____ GIVEN ENTRIES
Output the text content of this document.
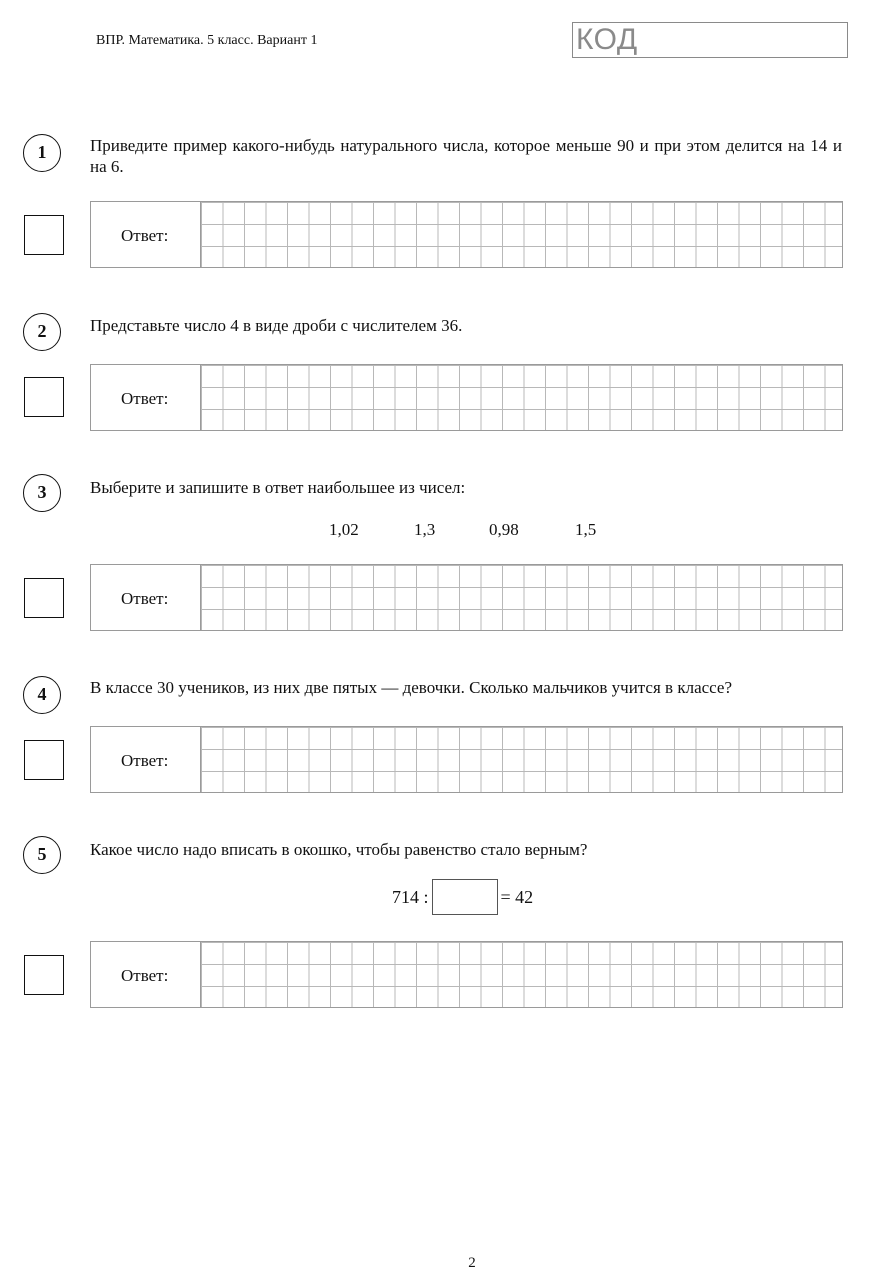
ВПР. Математика. 5 класс. Вариант 1	КОД
1	Приведите пример какого-нибудь натурального числа, которое меньше 90 и при этом делится на 14 и на 6.
Ответ:
2	Представьте число 4 в виде дроби с числителем 36.
Ответ:
3	Выберите и запишите в ответ наибольшее из чисел:
1,02	1,3	0,98	1,5
Ответ:
4	В классе 30 учеников, из них две пятых — девочки. Сколько мальчиков учится в классе?
Ответ:
5	Какое число надо вписать в окошко, чтобы равенство стало верным?
714 :	= 42
Ответ:
2
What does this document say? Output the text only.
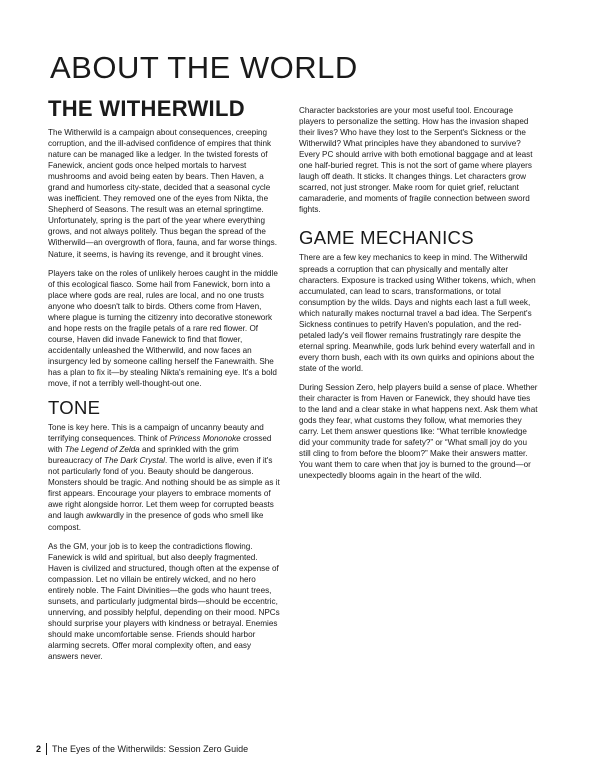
ABOUT THE WORLD
THE WITHERWILD

The Witherwild is a campaign about consequences, creeping corruption, and the ill-advised confidence of empires that think nature can be managed like a ledger. In the twisted forests of Fanewick, ancient gods once helped mortals to harvest mushrooms and avoid being eaten by bears. Then Haven, a grand and humorless city-state, decided that a seasonal cycle was inefficient. They removed one of the eyes from Nikta, the Shepherd of Seasons. The result was an eternal springtime. Unfortunately, spring is the part of the year where everything grows, and not always politely. Thus began the spread of the Witherwild—an overgrowth of flora, fauna, and far worse things. Nature, it seems, is having its revenge, and it brought vines.

Players take on the roles of unlikely heroes caught in the middle of this ecological fiasco. Some hail from Fanewick, born into a place where gods are real, rules are local, and no one trusts anyone who doesn't talk to birds. Others come from Haven, where plague is turning the citizenry into decorative stonework and hope rests on the fragile petals of a rare red flower. Of course, Haven did invade Fanewick to find that flower, accidentally unleashed the Witherwild, and now faces an insurgency led by someone calling herself the Fanewraith. She has a plan to fix it—by stealing Nikta's remaining eye. It's a bold move, if not a terribly well-thought-out one.

TONE

Tone is key here. This is a campaign of uncanny beauty and terrifying consequences. Think of Princess Mononoke crossed with The Legend of Zelda and sprinkled with the grim bureaucracy of The Dark Crystal. The world is alive, even if it's not particularly fond of you. Beauty should be dangerous. Monsters should be tragic. And nothing should be as simple as it first appears. Encourage your players to embrace moments of awe right alongside horror. Let them weep for corrupted beasts and laugh awkwardly in the presence of gods who smell like compost.

As the GM, your job is to keep the contradictions flowing. Fanewick is wild and spiritual, but also deeply fragmented. Haven is civilized and structured, though often at the expense of compassion. Let no villain be entirely wicked, and no hero entirely noble. The Faint Divinities—the gods who haunt trees, sunsets, and particularly judgmental birds—should be eccentric, unnerving, and possibly helpful, depending on their mood. NPCs should surprise your players with kindness or betrayal. Enemies should make uncomfortable sense. Friends should harbor alarming secrets. Offer moral complexity often, and easy answers never.

Character backstories are your most useful tool. Encourage players to personalize the setting. How has the invasion shaped their lives? Who have they lost to the Serpent's Sickness or the Witherwild? What principles have they abandoned to survive? Every PC should arrive with both emotional baggage and at least one half-buried regret. This is not the sort of game where players laugh off death. It sticks. It changes things. Let characters grow scarred, not just stronger. Make room for quiet grief, reluctant camaraderie, and moments of fragile connection between sword fights.

GAME MECHANICS

There are a few key mechanics to keep in mind. The Witherwild spreads a corruption that can physically and mentally alter characters. Exposure is tracked using Wither tokens, which, when accumulated, can lead to scars, transformations, or total consumption by the wilds. Days and nights each last a full week, which naturally makes nocturnal travel a bad idea. The Serpent's Sickness continues to petrify Haven's population, and the red-petaled lady's veil flower remains frustratingly rare despite the eternal spring. Meanwhile, gods lurk behind every waterfall and in every thorn bush, each with its own quirks and opinions about the state of the world.

During Session Zero, help players build a sense of place. Whether their character is from Haven or Fanewick, they should have ties to the land and a clear stake in what happens next. Ask them what gods they fear, what customs they follow, what memories they carry. Let them answer questions like: “What terrible knowledge did your community trade for safety?” or “What small joy do you still cling to from before the bloom?” Make their answers matter. You want them to care when that joy is burned to the ground—or unexpectedly blooms again in the heart of the wild.

2 The Eyes of the Witherwilds: Session Zero Guide
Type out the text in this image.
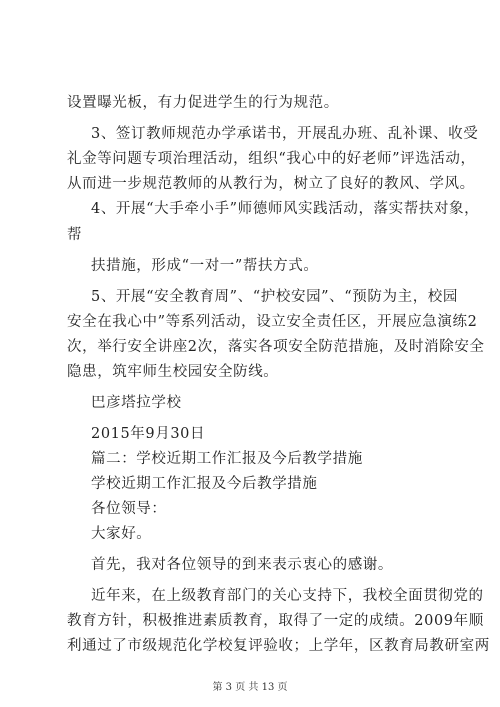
设置曝光板，有力促进学生的行为规范。
3、签订教师规范办学承诺书，开展乱办班、乱补课、收受
礼金等问题专项治理活动，组织“我心中的好老师”评选活动，
从而进一步规范教师的从教行为，树立了良好的教风、学风。
4、开展“大手牵小手”师德师风实践活动，落实帮扶对象，
帮
扶措施，形成“一对一”帮扶方式。
5、开展“安全教育周”、“护校安园”、“预防为主，校园
安全在我心中”等系列活动，设立安全责任区，开展应急演练2
次，举行安全讲座2次，落实各项安全防范措施，及时消除安全
隐患，筑牢师生校园安全防线。
巴彦塔拉学校
2015年9月30日
篇二：学校近期工作汇报及今后教学措施
学校近期工作汇报及今后教学措施
各位领导：
大家好。
首先，我对各位领导的到来表示衷心的感谢。
近年来，在上级教育部门的关心支持下，我校全面贯彻党的
教育方针，积极推进素质教育，取得了一定的成绩。2009年顺
利通过了市级规范化学校复评验收；上学年，区教育局教研室两
第 3 页 共 13 页
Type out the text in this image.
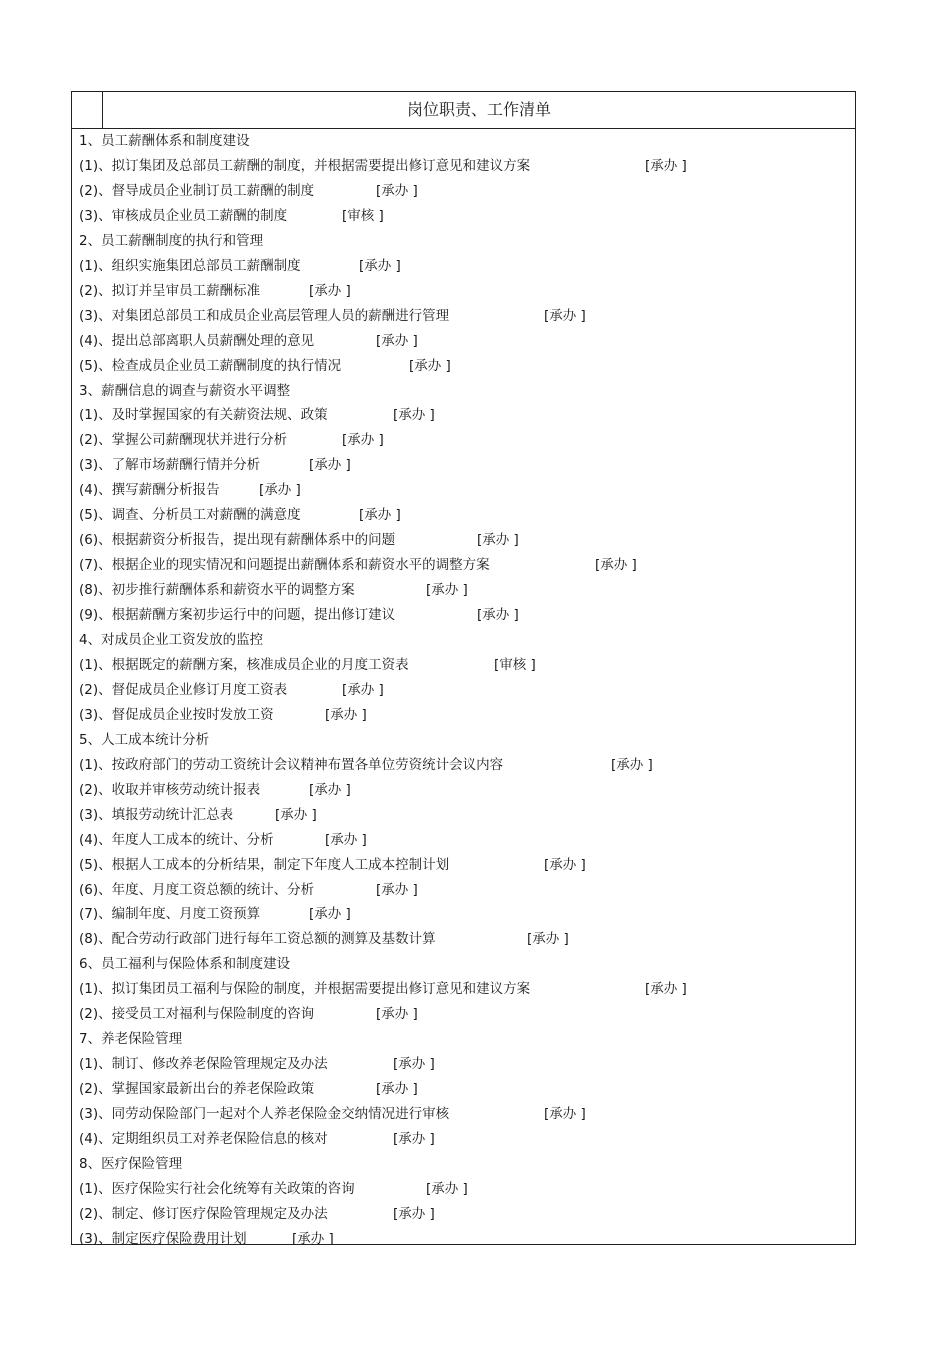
岗位职责、工作清单
1、员工薪酬体系和制度建设
(1)、拟订集团及总部员工薪酬的制度，并根据需要提出修订意见和建议方案	[承办 ]
(2)、督导成员企业制订员工薪酬的制度	[承办 ]
(3)、审核成员企业员工薪酬的制度	[审核 ]
2、员工薪酬制度的执行和管理
(1)、组织实施集团总部员工薪酬制度	[承办 ]
(2)、拟订并呈审员工薪酬标准	[承办 ]
(3)、对集团总部员工和成员企业高层管理人员的薪酬进行管理	[承办 ]
(4)、提出总部离职人员薪酬处理的意见	[承办 ]
(5)、检查成员企业员工薪酬制度的执行情况	[承办 ]
3、薪酬信息的调查与薪资水平调整
(1)、及时掌握国家的有关薪资法规、政策	[承办 ]
(2)、掌握公司薪酬现状并进行分析	[承办 ]
(3)、了解市场薪酬行情并分析	[承办 ]
(4)、撰写薪酬分析报告	[承办 ]
(5)、调查、分析员工对薪酬的满意度	[承办 ]
(6)、根据薪资分析报告，提出现有薪酬体系中的问题	[承办 ]
(7)、根据企业的现实情况和问题提出薪酬体系和薪资水平的调整方案	[承办 ]
(8)、初步推行薪酬体系和薪资水平的调整方案	[承办 ]
(9)、根据薪酬方案初步运行中的问题，提出修订建议	[承办 ]
4、对成员企业工资发放的监控
(1)、根据既定的薪酬方案，核准成员企业的月度工资表	[审核 ]
(2)、督促成员企业修订月度工资表	[承办 ]
(3)、督促成员企业按时发放工资	[承办 ]
5、人工成本统计分析
(1)、按政府部门的劳动工资统计会议精神布置各单位劳资统计会议内容	[承办 ]
(2)、收取并审核劳动统计报表	[承办 ]
(3)、填报劳动统计汇总表	[承办 ]
(4)、年度人工成本的统计、分析	[承办 ]
(5)、根据人工成本的分析结果，制定下年度人工成本控制计划	[承办 ]
(6)、年度、月度工资总额的统计、分析	[承办 ]
(7)、编制年度、月度工资预算	[承办 ]
(8)、配合劳动行政部门进行每年工资总额的测算及基数计算	[承办 ]
6、员工福利与保险体系和制度建设
(1)、拟订集团员工福利与保险的制度，并根据需要提出修订意见和建议方案	[承办 ]
(2)、接受员工对福利与保险制度的咨询	[承办 ]
7、养老保险管理
(1)、制订、修改养老保险管理规定及办法	[承办 ]
(2)、掌握国家最新出台的养老保险政策	[承办 ]
(3)、同劳动保险部门一起对个人养老保险金交纳情况进行审核	[承办 ]
(4)、定期组织员工对养老保险信息的核对	[承办 ]
8、医疗保险管理
(1)、医疗保险实行社会化统筹有关政策的咨询	[承办 ]
(2)、制定、修订医疗保险管理规定及办法	[承办 ]
(3)、制定医疗保险费用计划	[承办 ]
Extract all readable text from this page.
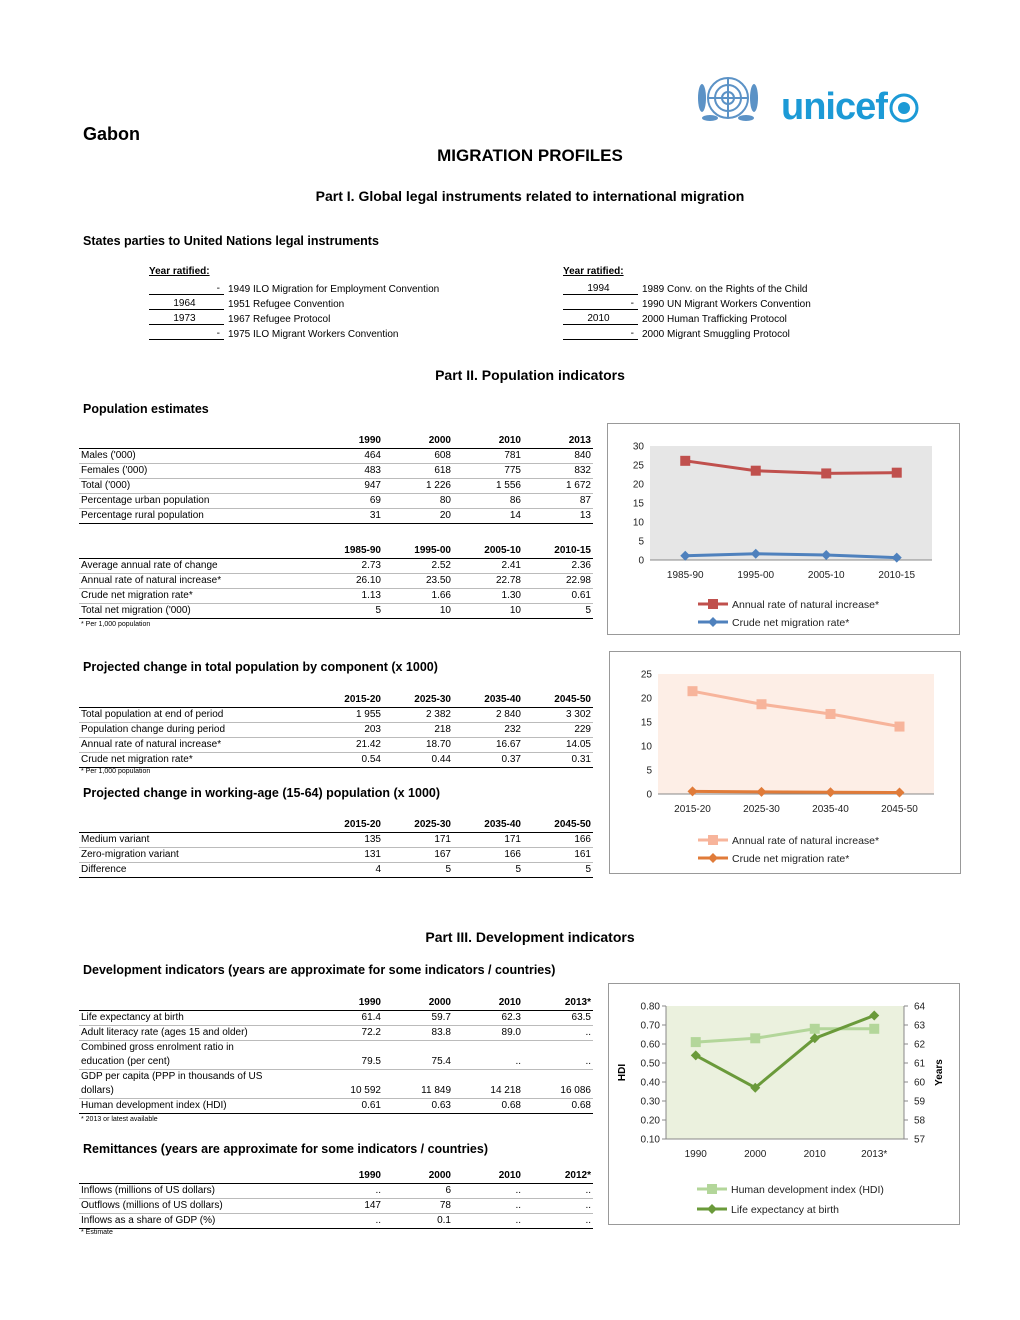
unicef
Gabon
MIGRATION PROFILES
Part I. Global legal instruments related to international migration
States parties to United Nations legal instruments
Year ratified:
- 1949 ILO Migration for Employment Convention
1964	1951 Refugee Convention
1973	1967 Refugee Protocol
- 1975 ILO Migrant Workers Convention
Year ratified:
1994	1989 Conv. on the Rights of the Child
- 1990 UN Migrant Workers Convention
2010	2000 Human Trafficking Protocol
- 2000 Migrant Smuggling Protocol
Part II. Population indicators
Population estimates
	1990	2000	2010	2013
Males ('000)	464	608	781	840
Females ('000)	483	618	775	832
Total ('000)	947	1 226	1 556	1 672
Percentage urban population	69	80	86	87
Percentage rural population	31	20	14	13
	1985-90	1995-00	2005-10	2010-15
Average annual rate of change	2.73	2.52	2.41	2.36
Annual rate of natural increase*	26.10	23.50	22.78	22.98
Crude net migration rate*	1.13	1.66	1.30	0.61
Total net migration ('000)	5	10	10	5
* Per 1,000 population
0
5
10
15
20
25
30
1985-90	1995-00	2005-10	2010-15
Annual rate of natural increase*
Crude net migration rate*
Projected change in total population by component (x 1000)
	2015-20	2025-30	2035-40	2045-50
Total population at end of period	1 955	2 382	2 840	3 302
Population change during period	203	218	232	229
Annual rate of natural increase*	21.42	18.70	16.67	14.05
Crude net migration rate*	0.54	0.44	0.37	0.31
* Per 1,000 population
Projected change in working-age (15-64) population (x 1000)
	2015-20	2025-30	2035-40	2045-50
Medium variant	135	171	171	166
Zero-migration variant	131	167	166	161
Difference	4	5	5	5
0
5
10
15
20
25
2015-20	2025-30	2035-40	2045-50
Annual rate of natural increase*
Crude net migration rate*
Part III. Development indicators
Development indicators (years are approximate for some indicators / countries)
	1990	2000	2010	2013*
Life expectancy at birth	61.4	59.7	62.3	63.5
Adult literacy rate (ages 15 and older)	72.2	83.8	89.0	..

Combined gross enrolment ratio in
education (per cent)	79.5	75.4	..	..

GDP per capita (PPP in thousands of US
dollars)	10 592	11 849	14 218	16 086
Human development index (HDI)	0.61	0.63	0.68	0.68
* 2013 or latest available
Remittances (years are approximate for some indicators / countries)
	1990	2000	2010	2012*
Inflows (millions of US dollars)	..	6	..	..
Outflows (millions of US dollars)	147	78	..	..
Inflows as a share of GDP (%)	..	0.1	..	..
* Estimate
0.10
0.20
0.30
0.40
0.50
0.60
0.70
0.80
57
58
59
60
61
62
63
64
HDI	Years
1990	2000	2010	2013*
Human development index (HDI)
Life expectancy at birth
________
Read through the entries and copy every line that includes "Migrant".

- 1975 ILO Migrant Workers Convention
- 1990 UN Migrant Workers Convention
- 2000 Migrant Smuggling Protocol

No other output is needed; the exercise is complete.